## Begin Data lines
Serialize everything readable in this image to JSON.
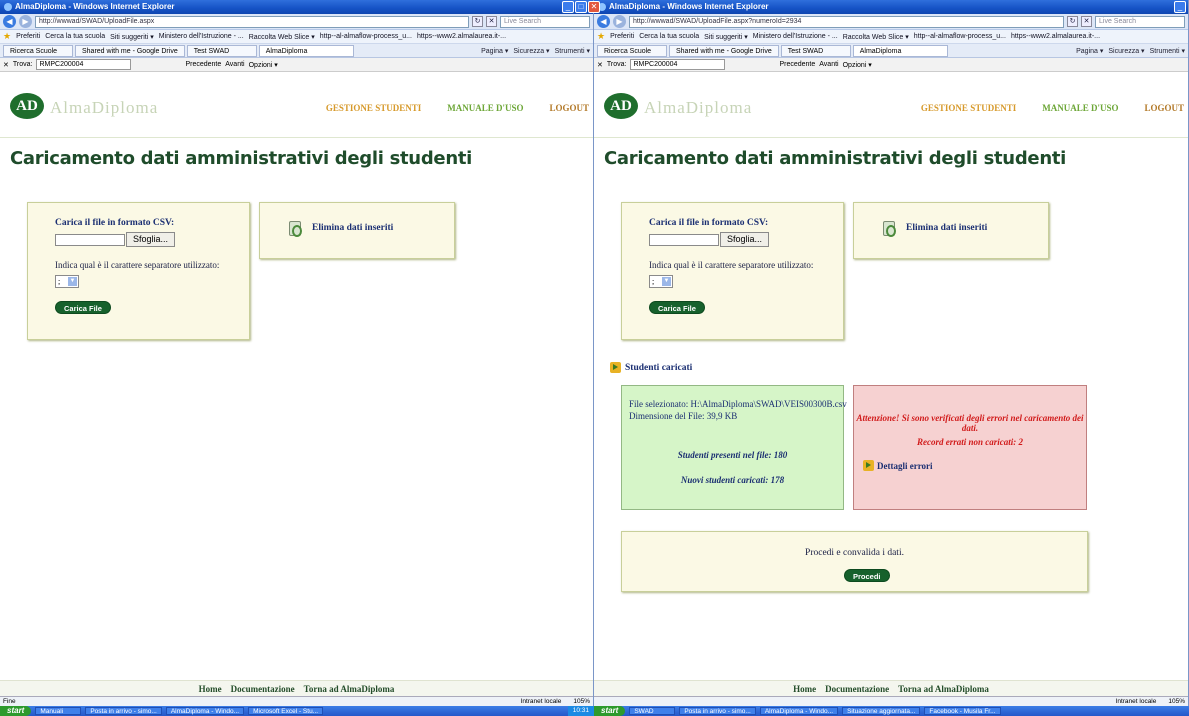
{
  "left": {
    "browser": {
      "title": "AlmaDiploma - Windows Internet Explorer",
      "url": "http://wwwad/SWAD/UploadFile.aspx",
      "search_placeholder": "Live Search",
      "favorites_label": "Preferiti",
      "favorites": [
        "Cerca la tua scuola",
        "Siti suggeriti ▾",
        "Ministero dell'Istruzione - ...",
        "Raccolta Web Slice ▾",
        "http--al-almaflow-process_u...",
        "https--www2.almalaurea.it-..."
      ],
      "tabs": [
        "Ricerca Scuole",
        "Shared with me - Google Drive",
        "Test SWAD",
        "AlmaDiploma"
      ],
      "command_items": [
        "Pagina ▾",
        "Sicurezza ▾",
        "Strumenti ▾"
      ],
      "find_label": "Trova:",
      "find_value": "RMPC200004",
      "find_prev": "Precedente",
      "find_next": "Avanti",
      "find_options": "Opzioni ▾"
    },
    "site": {
      "logo_badge": "AD",
      "logo_text": "AlmaDiploma",
      "nav": [
        "GESTIONE STUDENTI",
        "MANUALE D'USO",
        "LOGOUT"
      ],
      "page_title": "Caricamento dati amministrativi degli studenti",
      "upload_label": "Carica il file in formato CSV:",
      "browse_label": "Sfoglia...",
      "separator_label": "Indica qual è il carattere separatore utilizzato:",
      "separator_value": ";",
      "upload_button": "Carica File",
      "delete_label": "Elimina dati inseriti",
      "footer_links": [
        "Home",
        "Documentazione",
        "Torna ad AlmaDiploma"
      ]
    },
    "status": {
      "left_text": "Fine",
      "zone": "Intranet locale",
      "zoom": "105%"
    }
  },
  "right": {
    "browser": {
      "title": "AlmaDiploma - Windows Internet Explorer",
      "url": "http://wwwad/SWAD/UploadFile.aspx?numeroId=2934",
      "search_placeholder": "Live Search",
      "favorites_label": "Preferiti",
      "favorites": [
        "Cerca la tua scuola",
        "Siti suggeriti ▾",
        "Ministero dell'Istruzione - ...",
        "Raccolta Web Slice ▾",
        "http--al-almaflow-process_u...",
        "https--www2.almalaurea.it-..."
      ],
      "tabs": [
        "Ricerca Scuole",
        "Shared with me - Google Drive",
        "Test SWAD",
        "AlmaDiploma"
      ],
      "command_items": [
        "Pagina ▾",
        "Sicurezza ▾",
        "Strumenti ▾"
      ],
      "find_label": "Trova:",
      "find_value": "RMPC200004",
      "find_prev": "Precedente",
      "find_next": "Avanti",
      "find_options": "Opzioni ▾"
    },
    "site": {
      "logo_badge": "AD",
      "logo_text": "AlmaDiploma",
      "nav": [
        "GESTIONE STUDENTI",
        "MANUALE D'USO",
        "LOGOUT"
      ],
      "page_title": "Caricamento dati amministrativi degli studenti",
      "upload_label": "Carica il file in formato CSV:",
      "browse_label": "Sfoglia...",
      "separator_label": "Indica qual è il carattere separatore utilizzato:",
      "separator_value": ";",
      "upload_button": "Carica File",
      "delete_label": "Elimina dati inseriti",
      "caricati_heading": "Studenti caricati",
      "file_selected": "File selezionato: H:\\AlmaDiploma\\SWAD\\VEIS00300B.csv",
      "file_size": "Dimensione del File: 39,9 KB",
      "students_present": "Studenti presenti nel file: 180",
      "students_loaded": "Nuovi studenti caricati: 178",
      "error_message": "Attenzione! Si sono verificati degli errori nel caricamento dei dati.",
      "error_count": "Record errati non caricati: 2",
      "error_details": "Dettagli errori",
      "proceed_text": "Procedi e convalida i dati.",
      "proceed_button": "Procedi",
      "footer_links": [
        "Home",
        "Documentazione",
        "Torna ad AlmaDiploma"
      ]
    },
    "status": {
      "zone": "Intranet locale",
      "zoom": "105%"
    }
  },
  "taskbar": {
    "start_label": "start",
    "left_tasks": [
      "Manuali",
      "Posta in arrivo - simo...",
      "AlmaDiploma - Windo...",
      "Microsoft Excel - Stu..."
    ],
    "left_clock": "10:31",
    "right_tasks": [
      "SWAD",
      "Posta in arrivo - simo...",
      "AlmaDiploma - Windo...",
      "Situazione aggiornata...",
      "Facebook - Musila Fr..."
    ]
  },
  "colors": {
    "title_green": "#1f4c2b",
    "button_green": "#16612c",
    "success_bg": "#d6f5c8",
    "error_bg": "#f6d1d1",
    "error_text": "#d11b1b",
    "box_bg": "#fbf9e5"
  }
}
## End Data lines
## Task directions
Quote the data above in full and without alteration; skip the pictures.

## Answer below
Serialize everything readable in this image to JSON.
{
  "left": {
    "browser": {
      "title": "AlmaDiploma - Windows Internet Explorer",
      "url": "http://wwwad/SWAD/UploadFile.aspx",
      "search_placeholder": "Live Search",
      "favorites_label": "Preferiti",
      "favorites": [
        "Cerca la tua scuola",
        "Siti suggeriti ▾",
        "Ministero dell'Istruzione - ...",
        "Raccolta Web Slice ▾",
        "http--al-almaflow-process_u...",
        "https--www2.almalaurea.it-..."
      ],
      "tabs": [
        "Ricerca Scuole",
        "Shared with me - Google Drive",
        "Test SWAD",
        "AlmaDiploma"
      ],
      "command_items": [
        "Pagina ▾",
        "Sicurezza ▾",
        "Strumenti ▾"
      ],
      "find_label": "Trova:",
      "find_value": "RMPC200004",
      "find_prev": "Precedente",
      "find_next": "Avanti",
      "find_options": "Opzioni ▾"
    },
    "site": {
      "logo_badge": "AD",
      "logo_text": "AlmaDiploma",
      "nav": [
        "GESTIONE STUDENTI",
        "MANUALE D'USO",
        "LOGOUT"
      ],
      "page_title": "Caricamento dati amministrativi degli studenti",
      "upload_label": "Carica il file in formato CSV:",
      "browse_label": "Sfoglia...",
      "separator_label": "Indica qual è il carattere separatore utilizzato:",
      "separator_value": ";",
      "upload_button": "Carica File",
      "delete_label": "Elimina dati inseriti",
      "footer_links": [
        "Home",
        "Documentazione",
        "Torna ad AlmaDiploma"
      ]
    },
    "status": {
      "left_text": "Fine",
      "zone": "Intranet locale",
      "zoom": "105%"
    }
  },
  "right": {
    "browser": {
      "title": "AlmaDiploma - Windows Internet Explorer",
      "url": "http://wwwad/SWAD/UploadFile.aspx?numeroId=2934",
      "search_placeholder": "Live Search",
      "favorites_label": "Preferiti",
      "favorites": [
        "Cerca la tua scuola",
        "Siti suggeriti ▾",
        "Ministero dell'Istruzione - ...",
        "Raccolta Web Slice ▾",
        "http--al-almaflow-process_u...",
        "https--www2.almalaurea.it-..."
      ],
      "tabs": [
        "Ricerca Scuole",
        "Shared with me - Google Drive",
        "Test SWAD",
        "AlmaDiploma"
      ],
      "command_items": [
        "Pagina ▾",
        "Sicurezza ▾",
        "Strumenti ▾"
      ],
      "find_label": "Trova:",
      "find_value": "RMPC200004",
      "find_prev": "Precedente",
      "find_next": "Avanti",
      "find_options": "Opzioni ▾"
    },
    "site": {
      "logo_badge": "AD",
      "logo_text": "AlmaDiploma",
      "nav": [
        "GESTIONE STUDENTI",
        "MANUALE D'USO",
        "LOGOUT"
      ],
      "page_title": "Caricamento dati amministrativi degli studenti",
      "upload_label": "Carica il file in formato CSV:",
      "browse_label": "Sfoglia...",
      "separator_label": "Indica qual è il carattere separatore utilizzato:",
      "separator_value": ";",
      "upload_button": "Carica File",
      "delete_label": "Elimina dati inseriti",
      "caricati_heading": "Studenti caricati",
      "file_selected": "File selezionato: H:\\AlmaDiploma\\SWAD\\VEIS00300B.csv",
      "file_size": "Dimensione del File: 39,9 KB",
      "students_present": "Studenti presenti nel file: 180",
      "students_loaded": "Nuovi studenti caricati: 178",
      "error_message": "Attenzione! Si sono verificati degli errori nel caricamento dei dati.",
      "error_count": "Record errati non caricati: 2",
      "error_details": "Dettagli errori",
      "proceed_text": "Procedi e convalida i dati.",
      "proceed_button": "Procedi",
      "footer_links": [
        "Home",
        "Documentazione",
        "Torna ad AlmaDiploma"
      ]
    },
    "status": {
      "zone": "Intranet locale",
      "zoom": "105%"
    }
  },
  "taskbar": {
    "start_label": "start",
    "left_tasks": [
      "Manuali",
      "Posta in arrivo - simo...",
      "AlmaDiploma - Windo...",
      "Microsoft Excel - Stu..."
    ],
    "left_clock": "10:31",
    "right_tasks": [
      "SWAD",
      "Posta in arrivo - simo...",
      "AlmaDiploma - Windo...",
      "Situazione aggiornata...",
      "Facebook - Musila Fr..."
    ]
  },
  "colors": {
    "title_green": "#1f4c2b",
    "button_green": "#16612c",
    "success_bg": "#d6f5c8",
    "error_bg": "#f6d1d1",
    "error_text": "#d11b1b",
    "box_bg": "#fbf9e5"
  }
}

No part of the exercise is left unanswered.